All of the material below is to be returned exactly.

━━━

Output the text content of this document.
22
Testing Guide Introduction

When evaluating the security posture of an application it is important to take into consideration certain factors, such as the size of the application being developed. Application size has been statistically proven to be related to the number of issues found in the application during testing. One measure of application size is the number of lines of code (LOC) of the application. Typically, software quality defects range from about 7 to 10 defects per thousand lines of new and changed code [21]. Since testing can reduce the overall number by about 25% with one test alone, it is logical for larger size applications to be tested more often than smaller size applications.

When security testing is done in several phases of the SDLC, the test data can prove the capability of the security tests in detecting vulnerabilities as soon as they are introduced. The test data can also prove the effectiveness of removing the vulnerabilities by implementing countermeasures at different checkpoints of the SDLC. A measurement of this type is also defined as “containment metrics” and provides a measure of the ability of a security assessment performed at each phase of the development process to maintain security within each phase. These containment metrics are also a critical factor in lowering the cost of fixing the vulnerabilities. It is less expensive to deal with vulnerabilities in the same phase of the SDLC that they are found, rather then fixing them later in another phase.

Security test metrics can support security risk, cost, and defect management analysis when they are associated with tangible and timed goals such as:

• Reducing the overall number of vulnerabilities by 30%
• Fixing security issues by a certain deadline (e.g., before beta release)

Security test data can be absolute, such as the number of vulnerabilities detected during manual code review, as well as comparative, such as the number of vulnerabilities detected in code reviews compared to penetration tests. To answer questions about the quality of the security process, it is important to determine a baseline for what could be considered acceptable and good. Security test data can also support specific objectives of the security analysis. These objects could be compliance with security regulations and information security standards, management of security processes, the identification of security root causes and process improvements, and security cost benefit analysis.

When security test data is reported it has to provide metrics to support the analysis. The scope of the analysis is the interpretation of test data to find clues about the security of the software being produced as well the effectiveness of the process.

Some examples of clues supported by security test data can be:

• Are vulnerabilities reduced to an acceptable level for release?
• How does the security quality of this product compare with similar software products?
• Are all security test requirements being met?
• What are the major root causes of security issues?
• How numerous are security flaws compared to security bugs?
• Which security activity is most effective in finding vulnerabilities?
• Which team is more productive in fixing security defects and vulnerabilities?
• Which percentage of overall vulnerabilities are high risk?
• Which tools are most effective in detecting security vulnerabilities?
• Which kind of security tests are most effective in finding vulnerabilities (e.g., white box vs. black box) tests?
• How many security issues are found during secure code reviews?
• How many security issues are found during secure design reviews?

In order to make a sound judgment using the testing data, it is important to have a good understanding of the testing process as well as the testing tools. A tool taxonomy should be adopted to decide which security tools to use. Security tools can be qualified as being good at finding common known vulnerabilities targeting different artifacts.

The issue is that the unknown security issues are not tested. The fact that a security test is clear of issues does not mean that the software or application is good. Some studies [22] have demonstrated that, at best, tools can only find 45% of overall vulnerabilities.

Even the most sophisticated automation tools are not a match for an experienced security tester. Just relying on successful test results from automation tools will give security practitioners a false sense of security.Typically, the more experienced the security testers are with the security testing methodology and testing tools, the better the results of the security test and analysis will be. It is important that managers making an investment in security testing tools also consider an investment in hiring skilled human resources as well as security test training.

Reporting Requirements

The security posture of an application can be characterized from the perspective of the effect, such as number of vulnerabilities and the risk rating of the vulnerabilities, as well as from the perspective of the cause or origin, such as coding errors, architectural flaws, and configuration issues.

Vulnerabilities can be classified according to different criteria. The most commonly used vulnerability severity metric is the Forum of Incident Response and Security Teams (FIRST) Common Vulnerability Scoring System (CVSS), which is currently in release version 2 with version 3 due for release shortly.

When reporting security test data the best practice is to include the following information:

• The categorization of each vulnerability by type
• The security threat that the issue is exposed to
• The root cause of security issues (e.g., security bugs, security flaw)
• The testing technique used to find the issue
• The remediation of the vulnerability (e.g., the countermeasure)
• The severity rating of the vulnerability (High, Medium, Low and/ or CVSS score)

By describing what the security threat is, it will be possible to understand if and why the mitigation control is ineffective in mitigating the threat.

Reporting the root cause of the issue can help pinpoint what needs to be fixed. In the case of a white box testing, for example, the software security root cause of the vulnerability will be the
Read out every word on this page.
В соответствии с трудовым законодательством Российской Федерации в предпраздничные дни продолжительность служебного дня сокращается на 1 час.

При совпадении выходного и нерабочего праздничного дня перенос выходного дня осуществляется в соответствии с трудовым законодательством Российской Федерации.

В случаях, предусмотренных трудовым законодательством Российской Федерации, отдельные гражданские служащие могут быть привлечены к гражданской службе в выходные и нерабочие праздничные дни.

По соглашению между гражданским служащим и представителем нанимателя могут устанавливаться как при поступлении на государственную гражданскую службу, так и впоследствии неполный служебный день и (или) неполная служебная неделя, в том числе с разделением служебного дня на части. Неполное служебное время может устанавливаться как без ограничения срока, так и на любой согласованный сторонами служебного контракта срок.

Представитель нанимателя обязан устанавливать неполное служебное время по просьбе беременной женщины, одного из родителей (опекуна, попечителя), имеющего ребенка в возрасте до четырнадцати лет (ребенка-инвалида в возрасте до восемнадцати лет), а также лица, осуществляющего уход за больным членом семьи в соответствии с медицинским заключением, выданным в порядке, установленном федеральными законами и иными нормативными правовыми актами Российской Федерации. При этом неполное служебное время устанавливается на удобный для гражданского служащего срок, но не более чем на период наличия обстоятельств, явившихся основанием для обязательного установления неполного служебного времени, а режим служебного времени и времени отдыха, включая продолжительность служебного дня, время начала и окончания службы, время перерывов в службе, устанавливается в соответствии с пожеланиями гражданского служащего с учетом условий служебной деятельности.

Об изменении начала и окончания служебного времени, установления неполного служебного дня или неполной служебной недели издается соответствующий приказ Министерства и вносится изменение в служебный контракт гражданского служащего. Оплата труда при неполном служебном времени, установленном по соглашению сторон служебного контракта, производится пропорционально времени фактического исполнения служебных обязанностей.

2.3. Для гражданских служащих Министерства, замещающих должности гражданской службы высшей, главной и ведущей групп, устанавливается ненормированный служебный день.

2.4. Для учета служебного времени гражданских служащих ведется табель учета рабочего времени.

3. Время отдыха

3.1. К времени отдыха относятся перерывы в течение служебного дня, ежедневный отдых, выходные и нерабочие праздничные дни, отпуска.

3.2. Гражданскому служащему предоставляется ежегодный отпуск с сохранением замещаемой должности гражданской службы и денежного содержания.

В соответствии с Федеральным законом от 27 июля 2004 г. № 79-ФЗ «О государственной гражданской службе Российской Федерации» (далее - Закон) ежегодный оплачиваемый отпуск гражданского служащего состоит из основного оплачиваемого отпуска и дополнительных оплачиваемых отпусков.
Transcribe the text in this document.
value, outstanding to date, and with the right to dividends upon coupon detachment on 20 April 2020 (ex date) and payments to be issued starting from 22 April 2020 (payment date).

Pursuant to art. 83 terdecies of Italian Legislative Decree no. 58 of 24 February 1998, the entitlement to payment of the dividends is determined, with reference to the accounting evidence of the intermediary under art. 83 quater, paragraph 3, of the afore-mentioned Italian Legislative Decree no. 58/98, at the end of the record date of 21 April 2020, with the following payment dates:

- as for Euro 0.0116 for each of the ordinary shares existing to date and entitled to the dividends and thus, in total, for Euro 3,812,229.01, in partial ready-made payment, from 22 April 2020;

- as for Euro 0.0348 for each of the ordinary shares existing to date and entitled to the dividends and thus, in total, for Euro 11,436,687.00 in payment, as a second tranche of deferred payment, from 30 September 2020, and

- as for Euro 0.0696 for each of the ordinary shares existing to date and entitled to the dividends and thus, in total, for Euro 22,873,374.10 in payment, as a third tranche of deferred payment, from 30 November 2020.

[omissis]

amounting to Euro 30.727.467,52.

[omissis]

━━━

## Task output
Output the text content of this document.
22
Testing Guide Introduction

When evaluating the security posture of an application it is important to take into consideration certain factors, such as the size of the application being developed. Application size has been statistically proven to be related to the number of issues found in the application during testing. One measure of application size is the number of lines of code (LOC) of the application. Typically, software quality defects range from about 7 to 10 defects per thousand lines of new and changed code [21]. Since testing can reduce the overall number by about 25% with one test alone, it is logical for larger size applications to be tested more often than smaller size applications.

When security testing is done in several phases of the SDLC, the test data can prove the capability of the security tests in detecting vulnerabilities as soon as they are introduced. The test data can also prove the effectiveness of removing the vulnerabilities by implementing countermeasures at different checkpoints of the SDLC. A measurement of this type is also defined as “containment metrics” and provides a measure of the ability of a security assessment performed at each phase of the development process to maintain security within each phase. These containment metrics are also a critical factor in lowering the cost of fixing the vulnerabilities. It is less expensive to deal with vulnerabilities in the same phase of the SDLC that they are found, rather then fixing them later in another phase.

Security test metrics can support security risk, cost, and defect management analysis when they are associated with tangible and timed goals such as:

• Reducing the overall number of vulnerabilities by 30%
• Fixing security issues by a certain deadline (e.g., before beta release)

Security test data can be absolute, such as the number of vulnerabilities detected during manual code review, as well as comparative, such as the number of vulnerabilities detected in code reviews compared to penetration tests. To answer questions about the quality of the security process, it is important to determine a baseline for what could be considered acceptable and good. Security test data can also support specific objectives of the security analysis. These objects could be compliance with security regulations and information security standards, management of security processes, the identification of security root causes and process improvements, and security cost benefit analysis.

When security test data is reported it has to provide metrics to support the analysis. The scope of the analysis is the interpretation of test data to find clues about the security of the software being produced as well the effectiveness of the process.

Some examples of clues supported by security test data can be:

• Are vulnerabilities reduced to an acceptable level for release?
• How does the security quality of this product compare with similar software products?
• Are all security test requirements being met?
• What are the major root causes of security issues?
• How numerous are security flaws compared to security bugs?
• Which security activity is most effective in finding vulnerabilities?
• Which team is more productive in fixing security defects and vulnerabilities?
• Which percentage of overall vulnerabilities are high risk?
• Which tools are most effective in detecting security vulnerabilities?
• Which kind of security tests are most effective in finding vulnerabilities (e.g., white box vs. black box) tests?
• How many security issues are found during secure code reviews?
• How many security issues are found during secure design reviews?

In order to make a sound judgment using the testing data, it is important to have a good understanding of the testing process as well as the testing tools. A tool taxonomy should be adopted to decide which security tools to use. Security tools can be qualified as being good at finding common known vulnerabilities targeting different artifacts.

The issue is that the unknown security issues are not tested. The fact that a security test is clear of issues does not mean that the software or application is good. Some studies [22] have demonstrated that, at best, tools can only find 45% of overall vulnerabilities.

Even the most sophisticated automation tools are not a match for an experienced security tester. Just relying on successful test results from automation tools will give security practitioners a false sense of security.Typically, the more experienced the security testers are with the security testing methodology and testing tools, the better the results of the security test and analysis will be. It is important that managers making an investment in security testing tools also consider an investment in hiring skilled human resources as well as security test training.

Reporting Requirements

The security posture of an application can be characterized from the perspective of the effect, such as number of vulnerabilities and the risk rating of the vulnerabilities, as well as from the perspective of the cause or origin, such as coding errors, architectural flaws, and configuration issues.

Vulnerabilities can be classified according to different criteria. The most commonly used vulnerability severity metric is the Forum of Incident Response and Security Teams (FIRST) Common Vulnerability Scoring System (CVSS), which is currently in release version 2 with version 3 due for release shortly.

When reporting security test data the best practice is to include the following information:

• The categorization of each vulnerability by type
• The security threat that the issue is exposed to
• The root cause of security issues (e.g., security bugs, security flaw)
• The testing technique used to find the issue
• The remediation of the vulnerability (e.g., the countermeasure)
• The severity rating of the vulnerability (High, Medium, Low and/ or CVSS score)

By describing what the security threat is, it will be possible to understand if and why the mitigation control is ineffective in mitigating the threat.

Reporting the root cause of the issue can help pinpoint what needs to be fixed. In the case of a white box testing, for example, the software security root cause of the vulnerability will be the
Read out every word on this page.
В соответствии с трудовым законодательством Российской Федерации в предпраздничные дни продолжительность служебного дня сокращается на 1 час.

При совпадении выходного и нерабочего праздничного дня перенос выходного дня осуществляется в соответствии с трудовым законодательством Российской Федерации.

В случаях, предусмотренных трудовым законодательством Российской Федерации, отдельные гражданские служащие могут быть привлечены к гражданской службе в выходные и нерабочие праздничные дни.

По соглашению между гражданским служащим и представителем нанимателя могут устанавливаться как при поступлении на государственную гражданскую службу, так и впоследствии неполный служебный день и (или) неполная служебная неделя, в том числе с разделением служебного дня на части. Неполное служебное время может устанавливаться как без ограничения срока, так и на любой согласованный сторонами служебного контракта срок.

Представитель нанимателя обязан устанавливать неполное служебное время по просьбе беременной женщины, одного из родителей (опекуна, попечителя), имеющего ребенка в возрасте до четырнадцати лет (ребенка-инвалида в возрасте до восемнадцати лет), а также лица, осуществляющего уход за больным членом семьи в соответствии с медицинским заключением, выданным в порядке, установленном федеральными законами и иными нормативными правовыми актами Российской Федерации. При этом неполное служебное время устанавливается на удобный для гражданского служащего срок, но не более чем на период наличия обстоятельств, явившихся основанием для обязательного установления неполного служебного времени, а режим служебного времени и времени отдыха, включая продолжительность служебного дня, время начала и окончания службы, время перерывов в службе, устанавливается в соответствии с пожеланиями гражданского служащего с учетом условий служебной деятельности.

Об изменении начала и окончания служебного времени, установления неполного служебного дня или неполной служебной недели издается соответствующий приказ Министерства и вносится изменение в служебный контракт гражданского служащего. Оплата труда при неполном служебном времени, установленном по соглашению сторон служебного контракта, производится пропорционально времени фактического исполнения служебных обязанностей.

2.3. Для гражданских служащих Министерства, замещающих должности гражданской службы высшей, главной и ведущей групп, устанавливается ненормированный служебный день.

2.4. Для учета служебного времени гражданских служащих ведется табель учета рабочего времени.

3. Время отдыха

3.1. К времени отдыха относятся перерывы в течение служебного дня, ежедневный отдых, выходные и нерабочие праздничные дни, отпуска.

3.2. Гражданскому служащему предоставляется ежегодный отпуск с сохранением замещаемой должности гражданской службы и денежного содержания.

В соответствии с Федеральным законом от 27 июля 2004 г. № 79-ФЗ «О государственной гражданской службе Российской Федерации» (далее - Закон) ежегодный оплачиваемый отпуск гражданского служащего состоит из основного оплачиваемого отпуска и дополнительных оплачиваемых отпусков.
Transcribe the text in this document.
value, outstanding to date, and with the right to dividends upon coupon detachment on 20 April 2020 (ex date) and payments to be issued starting from 22 April 2020 (payment date).

Pursuant to art. 83 terdecies of Italian Legislative Decree no. 58 of 24 February 1998, the entitlement to payment of the dividends is determined, with reference to the accounting evidence of the intermediary under art. 83 quater, paragraph 3, of the afore-mentioned Italian Legislative Decree no. 58/98, at the end of the record date of 21 April 2020, with the following payment dates:

- as for Euro 0.0116 for each of the ordinary shares existing to date and entitled to the dividends and thus, in total, for Euro 3,812,229.01, in partial ready-made payment, from 22 April 2020;

- as for Euro 0.0348 for each of the ordinary shares existing to date and entitled to the dividends and thus, in total, for Euro 11,436,687.00 in payment, as a second tranche of deferred payment, from 30 September 2020, and

- as for Euro 0.0696 for each of the ordinary shares existing to date and entitled to the dividends and thus, in total, for Euro 22,873,374.10 in payment, as a third tranche of deferred payment, from 30 November 2020.

[omissis]

amounting to Euro 30.727.467,52.

[omissis]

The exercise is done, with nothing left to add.